→ **DO THIS**: Every entry must be echoed exactly.

→ **DATA SUPPLIED**:
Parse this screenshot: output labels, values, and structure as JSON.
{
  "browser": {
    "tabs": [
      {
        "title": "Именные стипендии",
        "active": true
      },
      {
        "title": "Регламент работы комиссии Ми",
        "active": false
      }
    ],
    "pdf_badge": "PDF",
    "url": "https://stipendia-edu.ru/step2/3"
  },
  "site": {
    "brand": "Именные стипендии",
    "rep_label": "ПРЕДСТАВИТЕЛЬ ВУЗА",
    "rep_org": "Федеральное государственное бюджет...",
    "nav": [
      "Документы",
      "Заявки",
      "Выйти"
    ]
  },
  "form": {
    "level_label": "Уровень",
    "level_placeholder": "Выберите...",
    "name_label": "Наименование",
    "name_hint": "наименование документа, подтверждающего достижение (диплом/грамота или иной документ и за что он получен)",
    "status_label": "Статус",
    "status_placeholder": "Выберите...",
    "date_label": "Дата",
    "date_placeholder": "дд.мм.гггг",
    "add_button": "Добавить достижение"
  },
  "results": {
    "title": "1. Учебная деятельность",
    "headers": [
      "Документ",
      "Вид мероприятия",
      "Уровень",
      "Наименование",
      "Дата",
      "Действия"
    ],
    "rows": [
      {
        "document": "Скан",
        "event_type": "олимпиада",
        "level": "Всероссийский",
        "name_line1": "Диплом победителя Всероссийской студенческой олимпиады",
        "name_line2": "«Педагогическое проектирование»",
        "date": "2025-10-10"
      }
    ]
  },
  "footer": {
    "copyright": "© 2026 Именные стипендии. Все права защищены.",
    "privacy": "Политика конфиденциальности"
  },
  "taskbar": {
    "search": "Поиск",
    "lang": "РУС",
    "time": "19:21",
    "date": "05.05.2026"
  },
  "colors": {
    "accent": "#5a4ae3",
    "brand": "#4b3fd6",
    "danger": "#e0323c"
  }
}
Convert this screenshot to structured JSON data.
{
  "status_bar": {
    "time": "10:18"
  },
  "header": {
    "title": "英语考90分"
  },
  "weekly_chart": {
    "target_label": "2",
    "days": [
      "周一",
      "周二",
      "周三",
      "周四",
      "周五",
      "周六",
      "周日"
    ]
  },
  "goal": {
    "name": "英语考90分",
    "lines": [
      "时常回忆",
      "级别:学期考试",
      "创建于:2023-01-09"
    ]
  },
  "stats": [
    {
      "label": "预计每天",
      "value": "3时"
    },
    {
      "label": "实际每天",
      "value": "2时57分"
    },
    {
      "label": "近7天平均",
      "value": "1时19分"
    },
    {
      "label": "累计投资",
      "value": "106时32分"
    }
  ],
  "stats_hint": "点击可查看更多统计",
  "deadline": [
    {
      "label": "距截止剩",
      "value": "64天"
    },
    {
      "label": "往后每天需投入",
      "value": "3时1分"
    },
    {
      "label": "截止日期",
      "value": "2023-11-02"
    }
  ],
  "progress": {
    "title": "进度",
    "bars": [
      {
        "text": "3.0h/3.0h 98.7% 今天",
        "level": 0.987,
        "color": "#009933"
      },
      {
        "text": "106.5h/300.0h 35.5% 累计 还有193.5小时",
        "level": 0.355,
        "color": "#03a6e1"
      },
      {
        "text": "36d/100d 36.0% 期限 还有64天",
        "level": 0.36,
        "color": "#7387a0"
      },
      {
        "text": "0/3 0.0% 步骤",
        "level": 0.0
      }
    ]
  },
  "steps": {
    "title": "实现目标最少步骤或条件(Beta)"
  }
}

→ **FINAL ANSWER**:
Parse this screenshot: output labels, values, and structure as JSON.
{
  "browser": {
    "tabs": [
      {
        "title": "Именные стипендии",
        "active": true
      },
      {
        "title": "Регламент работы комиссии Ми",
        "active": false
      }
    ],
    "pdf_badge": "PDF",
    "url": "https://stipendia-edu.ru/step2/3"
  },
  "site": {
    "brand": "Именные стипендии",
    "rep_label": "ПРЕДСТАВИТЕЛЬ ВУЗА",
    "rep_org": "Федеральное государственное бюджет...",
    "nav": [
      "Документы",
      "Заявки",
      "Выйти"
    ]
  },
  "form": {
    "level_label": "Уровень",
    "level_placeholder": "Выберите...",
    "name_label": "Наименование",
    "name_hint": "наименование документа, подтверждающего достижение (диплом/грамота или иной документ и за что он получен)",
    "status_label": "Статус",
    "status_placeholder": "Выберите...",
    "date_label": "Дата",
    "date_placeholder": "дд.мм.гггг",
    "add_button": "Добавить достижение"
  },
  "results": {
    "title": "1. Учебная деятельность",
    "headers": [
      "Документ",
      "Вид мероприятия",
      "Уровень",
      "Наименование",
      "Дата",
      "Действия"
    ],
    "rows": [
      {
        "document": "Скан",
        "event_type": "олимпиада",
        "level": "Всероссийский",
        "name_line1": "Диплом победителя Всероссийской студенческой олимпиады",
        "name_line2": "«Педагогическое проектирование»",
        "date": "2025-10-10"
      }
    ]
  },
  "footer": {
    "copyright": "© 2026 Именные стипендии. Все права защищены.",
    "privacy": "Политика конфиденциальности"
  },
  "taskbar": {
    "search": "Поиск",
    "lang": "РУС",
    "time": "19:21",
    "date": "05.05.2026"
  },
  "colors": {
    "accent": "#5a4ae3",
    "brand": "#4b3fd6",
    "danger": "#e0323c"
  }
}
Convert this screenshot to structured JSON data.
{
  "status_bar": {
    "time": "10:18"
  },
  "header": {
    "title": "英语考90分"
  },
  "weekly_chart": {
    "target_label": "2",
    "days": [
      "周一",
      "周二",
      "周三",
      "周四",
      "周五",
      "周六",
      "周日"
    ]
  },
  "goal": {
    "name": "英语考90分",
    "lines": [
      "时常回忆",
      "级别:学期考试",
      "创建于:2023-01-09"
    ]
  },
  "stats": [
    {
      "label": "预计每天",
      "value": "3时"
    },
    {
      "label": "实际每天",
      "value": "2时57分"
    },
    {
      "label": "近7天平均",
      "value": "1时19分"
    },
    {
      "label": "累计投资",
      "value": "106时32分"
    }
  ],
  "stats_hint": "点击可查看更多统计",
  "deadline": [
    {
      "label": "距截止剩",
      "value": "64天"
    },
    {
      "label": "往后每天需投入",
      "value": "3时1分"
    },
    {
      "label": "截止日期",
      "value": "2023-11-02"
    }
  ],
  "progress": {
    "title": "进度",
    "bars": [
      {
        "text": "3.0h/3.0h 98.7% 今天",
        "level": 0.987,
        "color": "#009933"
      },
      {
        "text": "106.5h/300.0h 35.5% 累计 还有193.5小时",
        "level": 0.355,
        "color": "#03a6e1"
      },
      {
        "text": "36d/100d 36.0% 期限 还有64天",
        "level": 0.36,
        "color": "#7387a0"
      },
      {
        "text": "0/3 0.0% 步骤",
        "level": 0.0
      }
    ]
  },
  "steps": {
    "title": "实现目标最少步骤或条件(Beta)"
  }
}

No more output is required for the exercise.